GOAL
Extract the complete listing and repeat it word for word.
start DATA LISTING
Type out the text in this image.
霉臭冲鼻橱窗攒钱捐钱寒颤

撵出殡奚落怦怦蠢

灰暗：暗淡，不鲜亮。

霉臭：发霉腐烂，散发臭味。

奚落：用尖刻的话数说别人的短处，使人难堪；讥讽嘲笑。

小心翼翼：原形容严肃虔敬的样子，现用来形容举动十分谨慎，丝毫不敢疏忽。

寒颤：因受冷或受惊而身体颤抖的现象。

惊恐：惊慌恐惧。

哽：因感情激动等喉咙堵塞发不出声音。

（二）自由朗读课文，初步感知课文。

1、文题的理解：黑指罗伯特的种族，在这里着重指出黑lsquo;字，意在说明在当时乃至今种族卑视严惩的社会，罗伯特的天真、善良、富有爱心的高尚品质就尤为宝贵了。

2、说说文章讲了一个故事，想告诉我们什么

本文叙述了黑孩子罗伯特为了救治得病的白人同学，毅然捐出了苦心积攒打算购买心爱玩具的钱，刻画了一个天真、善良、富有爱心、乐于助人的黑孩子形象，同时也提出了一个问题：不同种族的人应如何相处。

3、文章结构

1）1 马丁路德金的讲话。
end DATA LISTING
SOLUTION BELOW
Type out the text in this image.
霉臭冲鼻橱窗攒钱捐钱寒颤

撵出殡奚落怦怦蠢

灰暗：暗淡，不鲜亮。

霉臭：发霉腐烂，散发臭味。

奚落：用尖刻的话数说别人的短处，使人难堪；讥讽嘲笑。

小心翼翼：原形容严肃虔敬的样子，现用来形容举动十分谨慎，丝毫不敢疏忽。

寒颤：因受冷或受惊而身体颤抖的现象。

惊恐：惊慌恐惧。

哽：因感情激动等喉咙堵塞发不出声音。

（二）自由朗读课文，初步感知课文。

1、文题的理解：黑指罗伯特的种族，在这里着重指出黑lsquo;字，意在说明在当时乃至今种族卑视严惩的社会，罗伯特的天真、善良、富有爱心的高尚品质就尤为宝贵了。

2、说说文章讲了一个故事，想告诉我们什么

本文叙述了黑孩子罗伯特为了救治得病的白人同学，毅然捐出了苦心积攒打算购买心爱玩具的钱，刻画了一个天真、善良、富有爱心、乐于助人的黑孩子形象，同时也提出了一个问题：不同种族的人应如何相处。

3、文章结构

1）1 马丁路德金的讲话。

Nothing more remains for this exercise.